··· Data provided ···

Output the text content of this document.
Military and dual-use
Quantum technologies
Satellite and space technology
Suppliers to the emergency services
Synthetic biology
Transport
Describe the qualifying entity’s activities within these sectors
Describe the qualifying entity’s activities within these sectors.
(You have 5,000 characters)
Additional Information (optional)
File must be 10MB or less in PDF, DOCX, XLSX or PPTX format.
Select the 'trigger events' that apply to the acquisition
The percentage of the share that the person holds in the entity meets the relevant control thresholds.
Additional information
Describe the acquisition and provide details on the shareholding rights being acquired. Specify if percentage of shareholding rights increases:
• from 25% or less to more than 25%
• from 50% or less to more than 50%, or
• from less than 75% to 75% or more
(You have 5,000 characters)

···
··· Data provided ···

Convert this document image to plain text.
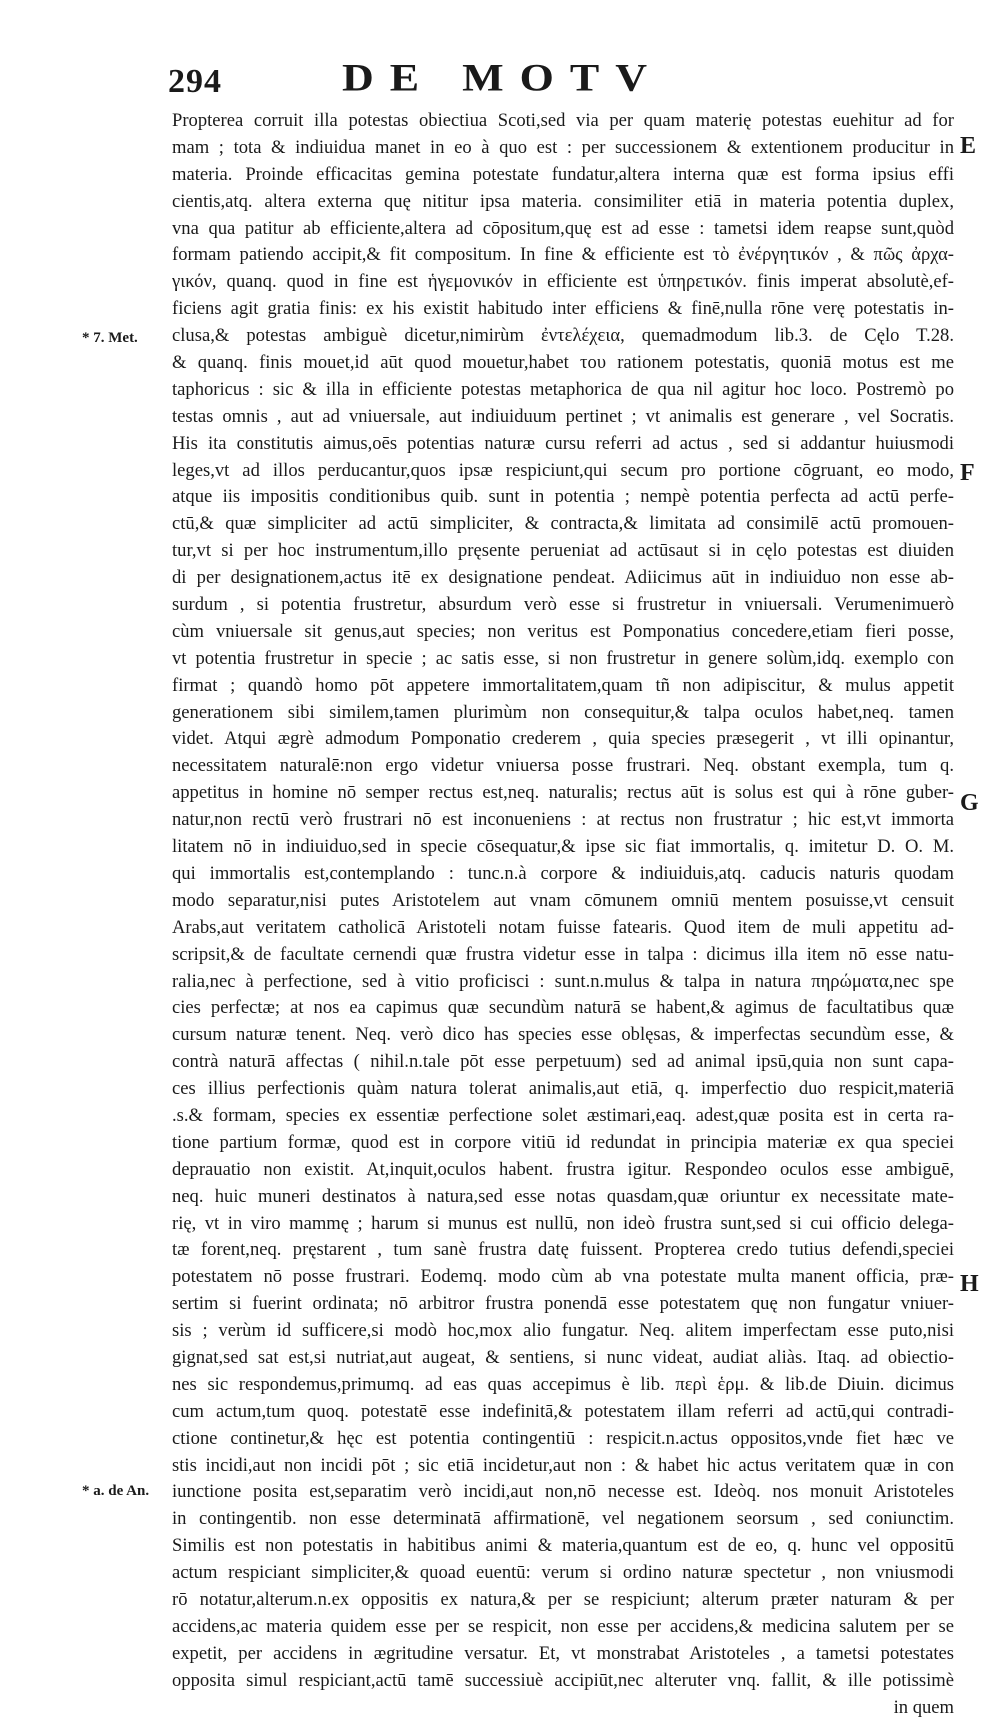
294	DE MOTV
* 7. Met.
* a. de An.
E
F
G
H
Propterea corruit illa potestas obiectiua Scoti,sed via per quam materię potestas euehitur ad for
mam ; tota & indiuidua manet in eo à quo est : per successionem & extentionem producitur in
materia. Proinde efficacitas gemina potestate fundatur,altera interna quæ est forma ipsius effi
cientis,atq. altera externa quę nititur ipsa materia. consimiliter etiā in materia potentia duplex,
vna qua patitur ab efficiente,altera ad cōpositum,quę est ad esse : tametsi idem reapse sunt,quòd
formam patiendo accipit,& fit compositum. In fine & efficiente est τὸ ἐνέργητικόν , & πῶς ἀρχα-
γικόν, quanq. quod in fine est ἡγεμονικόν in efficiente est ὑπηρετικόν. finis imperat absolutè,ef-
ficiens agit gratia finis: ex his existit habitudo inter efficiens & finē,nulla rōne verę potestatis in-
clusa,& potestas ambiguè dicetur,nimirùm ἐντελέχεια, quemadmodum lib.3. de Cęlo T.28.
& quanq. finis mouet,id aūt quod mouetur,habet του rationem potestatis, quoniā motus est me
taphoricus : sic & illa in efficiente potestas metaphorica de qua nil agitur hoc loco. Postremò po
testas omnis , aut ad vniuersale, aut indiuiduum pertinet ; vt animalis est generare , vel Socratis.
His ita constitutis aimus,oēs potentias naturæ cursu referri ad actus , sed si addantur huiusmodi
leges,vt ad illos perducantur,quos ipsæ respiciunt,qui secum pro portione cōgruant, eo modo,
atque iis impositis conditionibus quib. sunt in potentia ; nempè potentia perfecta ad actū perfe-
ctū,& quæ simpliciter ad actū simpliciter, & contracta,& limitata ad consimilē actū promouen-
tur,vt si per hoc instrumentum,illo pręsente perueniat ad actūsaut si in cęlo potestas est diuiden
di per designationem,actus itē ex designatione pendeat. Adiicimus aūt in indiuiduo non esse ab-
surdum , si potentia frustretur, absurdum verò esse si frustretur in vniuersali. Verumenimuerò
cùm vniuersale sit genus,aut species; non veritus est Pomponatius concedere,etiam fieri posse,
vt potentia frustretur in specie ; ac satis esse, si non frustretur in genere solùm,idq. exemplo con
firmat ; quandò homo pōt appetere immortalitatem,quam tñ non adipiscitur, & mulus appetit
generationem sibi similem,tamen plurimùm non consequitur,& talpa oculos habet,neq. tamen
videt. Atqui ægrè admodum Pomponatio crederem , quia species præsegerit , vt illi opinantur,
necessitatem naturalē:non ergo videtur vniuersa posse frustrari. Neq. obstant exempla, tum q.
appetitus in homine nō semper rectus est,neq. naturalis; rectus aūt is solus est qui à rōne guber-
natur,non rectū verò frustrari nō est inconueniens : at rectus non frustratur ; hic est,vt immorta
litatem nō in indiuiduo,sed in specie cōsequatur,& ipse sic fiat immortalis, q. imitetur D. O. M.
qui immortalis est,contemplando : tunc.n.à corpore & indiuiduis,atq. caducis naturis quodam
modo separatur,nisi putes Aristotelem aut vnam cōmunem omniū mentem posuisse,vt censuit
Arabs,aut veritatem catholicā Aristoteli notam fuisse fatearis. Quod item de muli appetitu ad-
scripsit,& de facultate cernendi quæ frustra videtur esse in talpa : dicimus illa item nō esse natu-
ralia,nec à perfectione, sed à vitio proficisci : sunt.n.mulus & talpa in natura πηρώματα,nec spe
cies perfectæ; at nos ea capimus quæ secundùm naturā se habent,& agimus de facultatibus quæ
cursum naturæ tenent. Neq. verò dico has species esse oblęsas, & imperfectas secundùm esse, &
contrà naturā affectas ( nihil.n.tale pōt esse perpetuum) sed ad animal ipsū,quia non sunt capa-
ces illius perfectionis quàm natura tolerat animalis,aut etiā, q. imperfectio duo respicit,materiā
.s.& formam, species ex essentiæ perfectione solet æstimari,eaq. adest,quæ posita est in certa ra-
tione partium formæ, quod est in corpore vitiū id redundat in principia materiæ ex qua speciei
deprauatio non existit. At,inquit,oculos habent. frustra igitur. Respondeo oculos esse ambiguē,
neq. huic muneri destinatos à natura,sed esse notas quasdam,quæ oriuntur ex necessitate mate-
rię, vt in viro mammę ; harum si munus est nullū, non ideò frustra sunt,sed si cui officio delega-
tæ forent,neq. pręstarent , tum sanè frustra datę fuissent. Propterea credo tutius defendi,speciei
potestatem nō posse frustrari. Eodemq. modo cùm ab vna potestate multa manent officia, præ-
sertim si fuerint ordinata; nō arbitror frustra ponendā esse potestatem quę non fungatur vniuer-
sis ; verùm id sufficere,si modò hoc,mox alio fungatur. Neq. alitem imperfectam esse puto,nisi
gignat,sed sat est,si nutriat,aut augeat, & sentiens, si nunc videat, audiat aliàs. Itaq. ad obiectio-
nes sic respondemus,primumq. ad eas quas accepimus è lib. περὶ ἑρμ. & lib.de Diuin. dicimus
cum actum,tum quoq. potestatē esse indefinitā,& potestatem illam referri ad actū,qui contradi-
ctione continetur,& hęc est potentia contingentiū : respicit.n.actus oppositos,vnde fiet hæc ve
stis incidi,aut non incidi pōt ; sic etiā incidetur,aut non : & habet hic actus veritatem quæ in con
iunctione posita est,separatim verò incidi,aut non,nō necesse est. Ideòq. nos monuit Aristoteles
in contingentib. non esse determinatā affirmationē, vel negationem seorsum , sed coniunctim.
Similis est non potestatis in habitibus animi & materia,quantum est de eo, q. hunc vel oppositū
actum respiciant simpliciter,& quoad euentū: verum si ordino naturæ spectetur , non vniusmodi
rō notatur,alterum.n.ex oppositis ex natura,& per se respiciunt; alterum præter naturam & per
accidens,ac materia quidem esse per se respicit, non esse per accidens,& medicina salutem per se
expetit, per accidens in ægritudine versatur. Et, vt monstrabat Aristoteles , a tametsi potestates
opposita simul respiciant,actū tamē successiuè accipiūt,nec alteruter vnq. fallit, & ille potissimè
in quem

···
··· Data provided ···

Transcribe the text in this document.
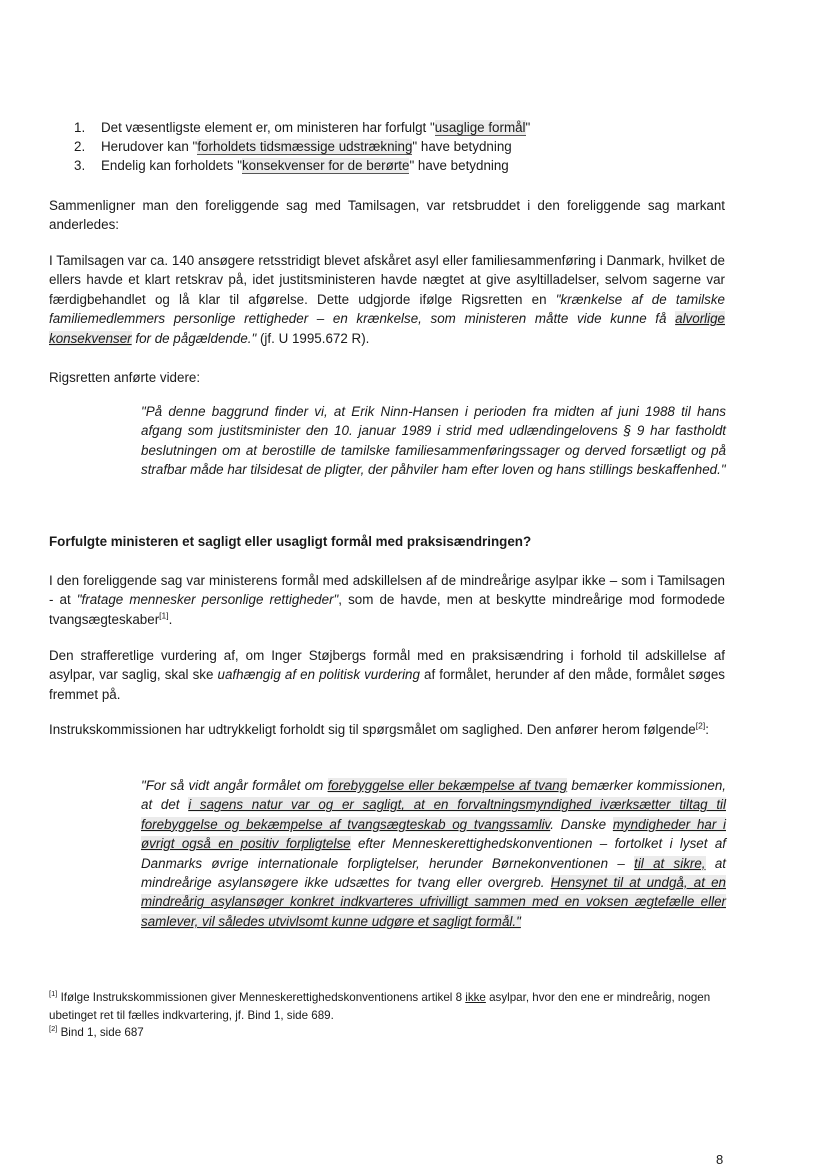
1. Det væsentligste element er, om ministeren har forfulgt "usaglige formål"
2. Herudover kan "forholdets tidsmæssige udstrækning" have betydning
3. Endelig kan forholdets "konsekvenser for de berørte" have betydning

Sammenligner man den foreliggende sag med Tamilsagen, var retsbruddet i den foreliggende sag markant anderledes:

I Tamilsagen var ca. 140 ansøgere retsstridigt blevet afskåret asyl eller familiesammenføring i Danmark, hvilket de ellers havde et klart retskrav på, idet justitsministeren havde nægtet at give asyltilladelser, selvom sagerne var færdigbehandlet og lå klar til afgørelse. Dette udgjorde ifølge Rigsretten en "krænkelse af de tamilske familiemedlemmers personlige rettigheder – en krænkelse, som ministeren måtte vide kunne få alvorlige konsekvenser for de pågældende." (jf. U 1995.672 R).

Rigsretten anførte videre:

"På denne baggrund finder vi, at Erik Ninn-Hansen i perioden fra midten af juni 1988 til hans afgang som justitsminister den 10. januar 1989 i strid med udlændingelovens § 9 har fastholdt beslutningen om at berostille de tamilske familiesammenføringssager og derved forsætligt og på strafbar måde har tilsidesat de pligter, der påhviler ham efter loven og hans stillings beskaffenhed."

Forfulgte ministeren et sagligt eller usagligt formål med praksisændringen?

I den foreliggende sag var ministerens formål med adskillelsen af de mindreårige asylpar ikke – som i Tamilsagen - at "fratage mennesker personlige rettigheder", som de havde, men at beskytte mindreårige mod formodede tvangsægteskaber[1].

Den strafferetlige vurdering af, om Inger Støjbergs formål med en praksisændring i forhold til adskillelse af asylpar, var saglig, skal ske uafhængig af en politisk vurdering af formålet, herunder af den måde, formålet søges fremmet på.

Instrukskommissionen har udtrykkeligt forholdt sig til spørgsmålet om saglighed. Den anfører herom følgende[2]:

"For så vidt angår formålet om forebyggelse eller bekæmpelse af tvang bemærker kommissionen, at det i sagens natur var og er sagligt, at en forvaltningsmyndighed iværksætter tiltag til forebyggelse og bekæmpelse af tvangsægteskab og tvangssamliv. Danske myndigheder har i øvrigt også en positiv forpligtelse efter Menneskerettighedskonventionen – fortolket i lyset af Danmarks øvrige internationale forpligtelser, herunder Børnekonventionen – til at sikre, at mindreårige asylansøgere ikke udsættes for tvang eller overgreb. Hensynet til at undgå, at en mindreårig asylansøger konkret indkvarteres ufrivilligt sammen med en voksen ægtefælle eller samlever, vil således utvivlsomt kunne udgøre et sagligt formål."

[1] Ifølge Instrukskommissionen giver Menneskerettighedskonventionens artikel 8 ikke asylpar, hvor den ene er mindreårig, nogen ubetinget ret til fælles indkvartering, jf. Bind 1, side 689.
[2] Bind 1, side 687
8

···

- **Aim of the task**
Return every line containing "posse".

- **Reply**
cùm vniuersale sit genus,aut species; non veritus est Pomponatius concedere,etiam fieri posse,
necessitatem naturalē:non ergo videtur vniuersa posse frustrari. Neq. obstant exempla, tum q.
potestatem nō posse frustrari. Eodemq. modo cùm ab vna potestate multa manent officia, præ-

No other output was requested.